Data to use:
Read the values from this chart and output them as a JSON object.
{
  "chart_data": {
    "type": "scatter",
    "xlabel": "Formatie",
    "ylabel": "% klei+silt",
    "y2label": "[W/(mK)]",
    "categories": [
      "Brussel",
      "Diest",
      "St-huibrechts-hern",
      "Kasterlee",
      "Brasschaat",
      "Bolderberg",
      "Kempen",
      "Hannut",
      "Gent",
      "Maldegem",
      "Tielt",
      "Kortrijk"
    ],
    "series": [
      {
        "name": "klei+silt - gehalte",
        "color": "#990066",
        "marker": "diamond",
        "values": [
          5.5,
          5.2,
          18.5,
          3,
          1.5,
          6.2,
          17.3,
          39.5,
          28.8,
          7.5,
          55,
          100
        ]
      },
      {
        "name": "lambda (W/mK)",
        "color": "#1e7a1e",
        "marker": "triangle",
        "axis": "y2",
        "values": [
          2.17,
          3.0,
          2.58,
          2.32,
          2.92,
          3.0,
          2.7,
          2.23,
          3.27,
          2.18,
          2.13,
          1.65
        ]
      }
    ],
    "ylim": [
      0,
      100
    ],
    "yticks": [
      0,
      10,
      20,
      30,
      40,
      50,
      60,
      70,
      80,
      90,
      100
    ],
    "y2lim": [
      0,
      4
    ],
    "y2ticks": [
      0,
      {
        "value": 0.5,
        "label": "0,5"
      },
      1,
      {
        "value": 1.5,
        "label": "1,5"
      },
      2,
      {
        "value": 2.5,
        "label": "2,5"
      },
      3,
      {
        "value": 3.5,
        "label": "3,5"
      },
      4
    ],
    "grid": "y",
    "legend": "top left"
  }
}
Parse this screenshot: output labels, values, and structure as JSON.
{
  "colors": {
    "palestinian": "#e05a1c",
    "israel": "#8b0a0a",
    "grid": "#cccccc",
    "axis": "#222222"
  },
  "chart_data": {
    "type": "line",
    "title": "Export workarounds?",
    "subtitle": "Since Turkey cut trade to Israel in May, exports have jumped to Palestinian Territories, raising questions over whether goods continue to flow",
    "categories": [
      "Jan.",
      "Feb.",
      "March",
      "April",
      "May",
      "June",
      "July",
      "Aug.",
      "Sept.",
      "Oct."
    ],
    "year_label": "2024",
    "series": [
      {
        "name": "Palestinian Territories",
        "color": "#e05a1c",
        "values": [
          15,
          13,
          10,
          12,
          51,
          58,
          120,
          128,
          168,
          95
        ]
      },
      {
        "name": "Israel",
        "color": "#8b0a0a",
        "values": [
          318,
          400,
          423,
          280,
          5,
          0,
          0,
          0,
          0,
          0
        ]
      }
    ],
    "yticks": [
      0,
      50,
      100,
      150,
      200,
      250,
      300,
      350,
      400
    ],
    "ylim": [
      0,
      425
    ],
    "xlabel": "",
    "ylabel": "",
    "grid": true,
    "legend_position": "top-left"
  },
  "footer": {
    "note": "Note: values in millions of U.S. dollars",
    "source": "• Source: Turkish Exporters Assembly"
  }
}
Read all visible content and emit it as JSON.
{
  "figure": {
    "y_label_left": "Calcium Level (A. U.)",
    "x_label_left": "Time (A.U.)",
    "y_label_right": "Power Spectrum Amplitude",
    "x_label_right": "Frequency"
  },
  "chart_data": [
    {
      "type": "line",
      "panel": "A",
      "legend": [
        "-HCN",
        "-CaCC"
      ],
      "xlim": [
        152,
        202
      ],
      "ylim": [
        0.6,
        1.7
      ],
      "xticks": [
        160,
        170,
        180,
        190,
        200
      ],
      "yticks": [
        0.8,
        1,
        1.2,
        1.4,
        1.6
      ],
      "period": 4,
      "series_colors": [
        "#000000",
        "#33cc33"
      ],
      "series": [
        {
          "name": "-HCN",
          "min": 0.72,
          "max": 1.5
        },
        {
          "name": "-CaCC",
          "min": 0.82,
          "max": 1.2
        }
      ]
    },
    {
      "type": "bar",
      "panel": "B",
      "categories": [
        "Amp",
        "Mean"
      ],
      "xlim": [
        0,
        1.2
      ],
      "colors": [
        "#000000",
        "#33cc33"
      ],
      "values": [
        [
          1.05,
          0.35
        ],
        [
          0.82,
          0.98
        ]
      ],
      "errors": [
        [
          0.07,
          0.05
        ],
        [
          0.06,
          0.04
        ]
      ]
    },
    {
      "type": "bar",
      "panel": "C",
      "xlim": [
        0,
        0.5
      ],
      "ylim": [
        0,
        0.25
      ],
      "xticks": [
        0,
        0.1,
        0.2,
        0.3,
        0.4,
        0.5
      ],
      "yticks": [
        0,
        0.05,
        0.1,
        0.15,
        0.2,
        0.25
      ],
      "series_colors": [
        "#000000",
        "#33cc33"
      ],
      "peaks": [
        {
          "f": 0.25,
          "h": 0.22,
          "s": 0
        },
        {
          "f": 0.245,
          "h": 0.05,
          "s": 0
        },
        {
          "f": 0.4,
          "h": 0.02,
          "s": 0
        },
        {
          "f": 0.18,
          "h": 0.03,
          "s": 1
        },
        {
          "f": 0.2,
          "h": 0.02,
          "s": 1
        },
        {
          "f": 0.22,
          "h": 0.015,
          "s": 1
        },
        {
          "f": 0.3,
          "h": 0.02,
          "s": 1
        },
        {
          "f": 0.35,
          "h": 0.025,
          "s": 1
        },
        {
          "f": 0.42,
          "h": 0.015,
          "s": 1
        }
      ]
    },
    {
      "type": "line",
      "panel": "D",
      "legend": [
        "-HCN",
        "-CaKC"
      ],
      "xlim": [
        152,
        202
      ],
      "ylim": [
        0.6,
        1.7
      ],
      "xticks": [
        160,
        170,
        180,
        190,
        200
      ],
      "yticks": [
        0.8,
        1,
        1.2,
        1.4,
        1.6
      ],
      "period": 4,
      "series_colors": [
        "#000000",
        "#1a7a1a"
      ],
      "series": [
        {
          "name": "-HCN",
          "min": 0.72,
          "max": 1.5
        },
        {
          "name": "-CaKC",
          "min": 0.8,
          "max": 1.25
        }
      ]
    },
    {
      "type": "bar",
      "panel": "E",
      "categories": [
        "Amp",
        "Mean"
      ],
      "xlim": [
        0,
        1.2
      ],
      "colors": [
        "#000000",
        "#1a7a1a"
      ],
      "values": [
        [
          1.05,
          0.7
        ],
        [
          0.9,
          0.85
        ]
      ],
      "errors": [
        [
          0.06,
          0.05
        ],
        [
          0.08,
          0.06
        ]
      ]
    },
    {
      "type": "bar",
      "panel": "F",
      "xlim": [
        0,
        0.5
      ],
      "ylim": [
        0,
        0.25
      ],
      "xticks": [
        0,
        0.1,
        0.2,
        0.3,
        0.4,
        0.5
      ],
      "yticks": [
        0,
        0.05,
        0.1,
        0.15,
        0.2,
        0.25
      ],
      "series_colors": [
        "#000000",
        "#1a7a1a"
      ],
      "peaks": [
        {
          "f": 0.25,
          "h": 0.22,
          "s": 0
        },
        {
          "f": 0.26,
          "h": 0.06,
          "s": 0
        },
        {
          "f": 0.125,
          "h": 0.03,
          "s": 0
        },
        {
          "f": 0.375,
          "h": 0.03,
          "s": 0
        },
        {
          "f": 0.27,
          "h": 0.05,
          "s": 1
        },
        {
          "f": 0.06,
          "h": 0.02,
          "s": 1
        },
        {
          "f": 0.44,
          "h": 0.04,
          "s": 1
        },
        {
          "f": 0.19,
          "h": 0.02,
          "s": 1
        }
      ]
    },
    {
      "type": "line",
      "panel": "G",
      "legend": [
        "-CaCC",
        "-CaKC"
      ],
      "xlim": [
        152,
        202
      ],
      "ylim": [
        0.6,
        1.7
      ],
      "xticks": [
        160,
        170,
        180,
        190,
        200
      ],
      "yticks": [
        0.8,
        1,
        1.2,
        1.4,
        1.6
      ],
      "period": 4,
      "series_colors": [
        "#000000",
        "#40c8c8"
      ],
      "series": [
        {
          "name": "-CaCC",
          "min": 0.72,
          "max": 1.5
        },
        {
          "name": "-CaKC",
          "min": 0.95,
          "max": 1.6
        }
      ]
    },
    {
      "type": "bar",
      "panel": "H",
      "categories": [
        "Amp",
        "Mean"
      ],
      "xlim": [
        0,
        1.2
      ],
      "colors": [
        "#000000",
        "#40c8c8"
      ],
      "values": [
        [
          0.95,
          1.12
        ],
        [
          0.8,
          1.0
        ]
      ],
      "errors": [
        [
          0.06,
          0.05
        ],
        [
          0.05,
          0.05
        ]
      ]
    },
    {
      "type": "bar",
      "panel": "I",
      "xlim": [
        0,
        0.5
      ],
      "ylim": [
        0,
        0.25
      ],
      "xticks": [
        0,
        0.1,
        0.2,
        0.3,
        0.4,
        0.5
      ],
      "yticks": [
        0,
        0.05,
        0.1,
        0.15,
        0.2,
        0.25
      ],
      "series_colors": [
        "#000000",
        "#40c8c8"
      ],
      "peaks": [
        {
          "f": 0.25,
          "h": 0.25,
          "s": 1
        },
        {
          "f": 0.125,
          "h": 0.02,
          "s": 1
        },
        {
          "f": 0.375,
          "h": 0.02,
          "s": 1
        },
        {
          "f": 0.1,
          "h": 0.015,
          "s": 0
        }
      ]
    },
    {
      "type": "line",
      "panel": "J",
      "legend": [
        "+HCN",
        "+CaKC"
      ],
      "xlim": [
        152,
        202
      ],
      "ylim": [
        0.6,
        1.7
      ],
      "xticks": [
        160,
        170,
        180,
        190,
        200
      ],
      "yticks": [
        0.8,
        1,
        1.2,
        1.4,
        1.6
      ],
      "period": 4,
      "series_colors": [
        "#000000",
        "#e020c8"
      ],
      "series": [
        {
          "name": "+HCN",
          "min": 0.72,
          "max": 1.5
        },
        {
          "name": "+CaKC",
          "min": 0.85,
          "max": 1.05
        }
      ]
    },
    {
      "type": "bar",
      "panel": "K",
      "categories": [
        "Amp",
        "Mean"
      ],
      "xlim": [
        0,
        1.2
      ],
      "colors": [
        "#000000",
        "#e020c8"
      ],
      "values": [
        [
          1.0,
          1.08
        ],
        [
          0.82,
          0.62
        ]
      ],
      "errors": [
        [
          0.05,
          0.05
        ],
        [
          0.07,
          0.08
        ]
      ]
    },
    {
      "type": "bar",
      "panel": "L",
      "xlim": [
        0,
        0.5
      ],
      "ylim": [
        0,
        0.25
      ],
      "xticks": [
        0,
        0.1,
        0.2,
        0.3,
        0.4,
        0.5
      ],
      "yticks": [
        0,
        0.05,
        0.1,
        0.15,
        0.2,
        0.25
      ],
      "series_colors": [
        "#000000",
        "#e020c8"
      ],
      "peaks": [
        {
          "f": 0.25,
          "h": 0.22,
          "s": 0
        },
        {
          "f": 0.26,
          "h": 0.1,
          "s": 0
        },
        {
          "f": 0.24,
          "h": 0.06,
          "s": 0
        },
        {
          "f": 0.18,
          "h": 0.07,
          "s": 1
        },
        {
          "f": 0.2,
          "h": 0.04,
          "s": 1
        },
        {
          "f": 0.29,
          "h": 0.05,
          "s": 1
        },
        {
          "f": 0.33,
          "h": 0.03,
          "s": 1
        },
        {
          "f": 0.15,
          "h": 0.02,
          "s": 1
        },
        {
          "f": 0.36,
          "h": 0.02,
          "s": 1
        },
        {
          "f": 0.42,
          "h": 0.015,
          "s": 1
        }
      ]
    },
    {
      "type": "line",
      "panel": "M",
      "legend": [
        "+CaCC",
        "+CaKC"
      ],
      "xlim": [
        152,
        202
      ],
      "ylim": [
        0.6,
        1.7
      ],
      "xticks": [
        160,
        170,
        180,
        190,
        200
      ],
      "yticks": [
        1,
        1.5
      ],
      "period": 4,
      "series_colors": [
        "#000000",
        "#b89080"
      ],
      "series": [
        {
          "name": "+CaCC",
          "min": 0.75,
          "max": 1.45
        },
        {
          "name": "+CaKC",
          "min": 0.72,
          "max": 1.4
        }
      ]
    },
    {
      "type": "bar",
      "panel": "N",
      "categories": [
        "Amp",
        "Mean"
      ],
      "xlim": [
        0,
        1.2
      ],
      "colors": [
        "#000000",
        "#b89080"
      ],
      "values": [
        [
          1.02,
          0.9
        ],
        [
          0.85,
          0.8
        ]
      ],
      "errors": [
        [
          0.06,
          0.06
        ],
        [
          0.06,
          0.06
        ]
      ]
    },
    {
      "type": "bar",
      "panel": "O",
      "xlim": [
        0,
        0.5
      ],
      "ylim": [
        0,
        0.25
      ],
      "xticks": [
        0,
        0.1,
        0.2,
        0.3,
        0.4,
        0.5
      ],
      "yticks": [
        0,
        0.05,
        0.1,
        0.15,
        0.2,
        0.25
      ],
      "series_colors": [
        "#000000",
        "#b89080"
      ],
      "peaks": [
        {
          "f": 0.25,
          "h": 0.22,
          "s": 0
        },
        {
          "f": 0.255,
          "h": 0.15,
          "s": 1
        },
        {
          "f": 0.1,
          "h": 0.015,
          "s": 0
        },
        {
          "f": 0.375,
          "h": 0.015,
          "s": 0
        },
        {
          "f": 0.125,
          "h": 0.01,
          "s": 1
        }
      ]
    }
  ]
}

Set exercise: Filter the entries down to the lines containing "klei". Copy each of those lines.

Solved exercise:
    "ylabel": "% klei+silt",
        "name": "klei+silt - gehalte",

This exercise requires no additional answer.